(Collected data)

::::

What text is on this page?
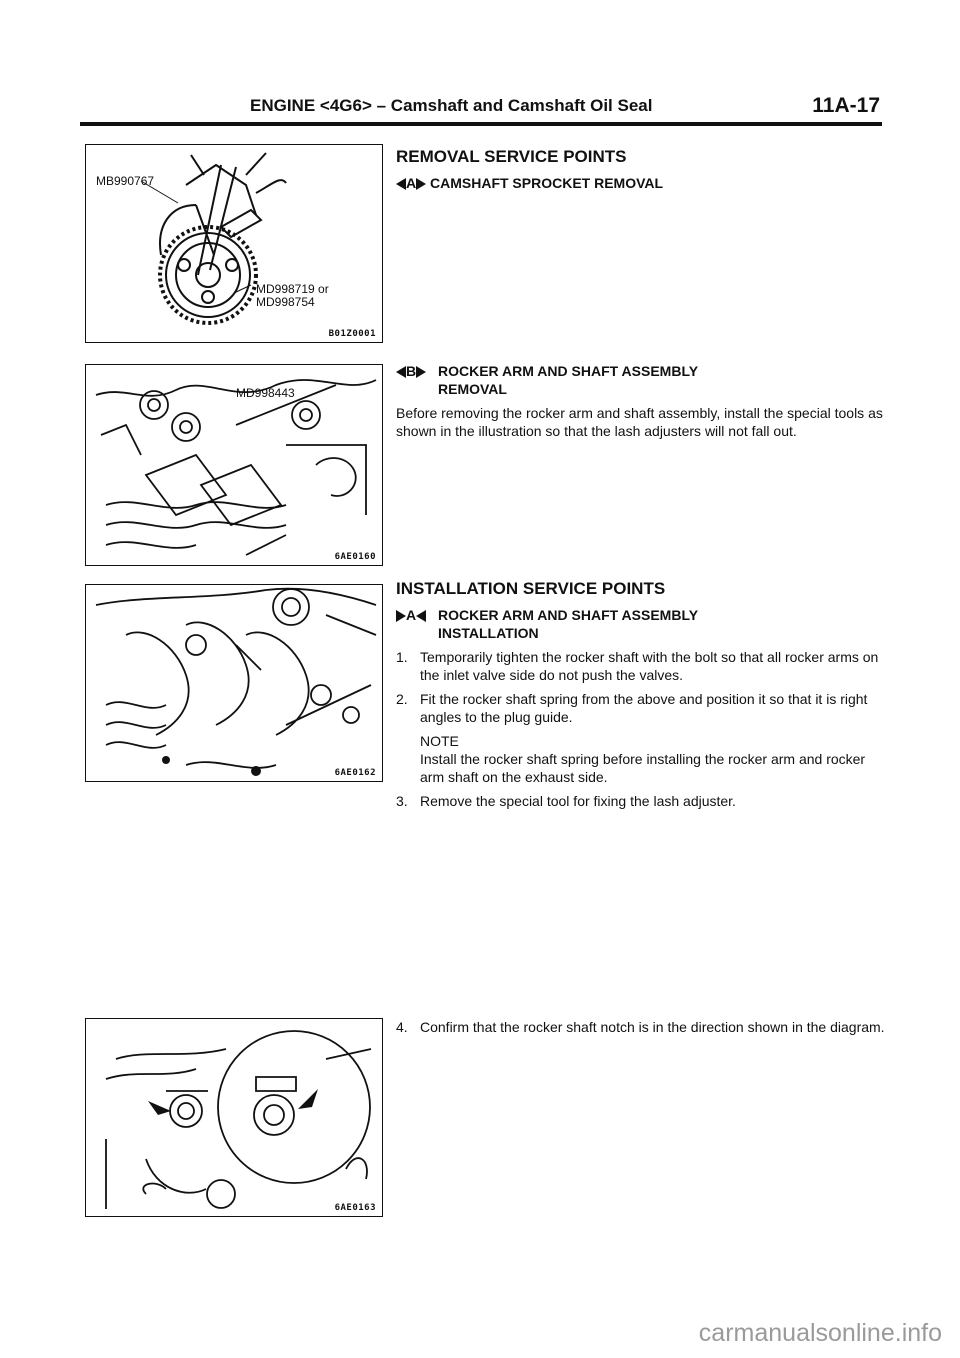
ENGINE <4G6> – Camshaft and Camshaft Oil Seal	11A-17
MB990767
MD998719 or
MD998754
B01Z0001
MD998443
6AE0160
6AE0162
6AE0163
REMOVAL SERVICE POINTS
A CAMSHAFT SPROCKET REMOVAL
B	ROCKER ARM AND SHAFT ASSEMBLY
REMOVAL

Before removing the rocker arm and shaft assembly, install the special tools as shown in the illustration so that the lash adjusters will not fall out.

INSTALLATION SERVICE POINTS
A	ROCKER ARM AND SHAFT ASSEMBLY
INSTALLATION
1. Temporarily tighten the rocker shaft with the bolt so that all rocker arms on the inlet valve side do not push the valves.
2. Fit the rocker shaft spring from the above and position it so that it is right angles to the plug guide.
NOTE
Install the rocker shaft spring before installing the rocker arm and rocker arm shaft on the exhaust side.
3. Remove the special tool for fixing the lash adjuster.
4. Confirm that the rocker shaft notch is in the direction shown in the diagram.
carmanualsonline.info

::::

__Short exercise__: Write the entries above out again exactly, but not the pictures.

__The output__:
What text is on this page?
ENGINE <4G6> – Camshaft and Camshaft Oil Seal	11A-17
MB990767
MD998719 or
MD998754
B01Z0001
MD998443
6AE0160
6AE0162
6AE0163
REMOVAL SERVICE POINTS
A CAMSHAFT SPROCKET REMOVAL
B	ROCKER ARM AND SHAFT ASSEMBLY
REMOVAL

Before removing the rocker arm and shaft assembly, install the special tools as shown in the illustration so that the lash adjusters will not fall out.

INSTALLATION SERVICE POINTS
A	ROCKER ARM AND SHAFT ASSEMBLY
INSTALLATION
1. Temporarily tighten the rocker shaft with the bolt so that all rocker arms on the inlet valve side do not push the valves.
2. Fit the rocker shaft spring from the above and position it so that it is right angles to the plug guide.
NOTE
Install the rocker shaft spring before installing the rocker arm and rocker arm shaft on the exhaust side.
3. Remove the special tool for fixing the lash adjuster.
4. Confirm that the rocker shaft notch is in the direction shown in the diagram.
carmanualsonline.info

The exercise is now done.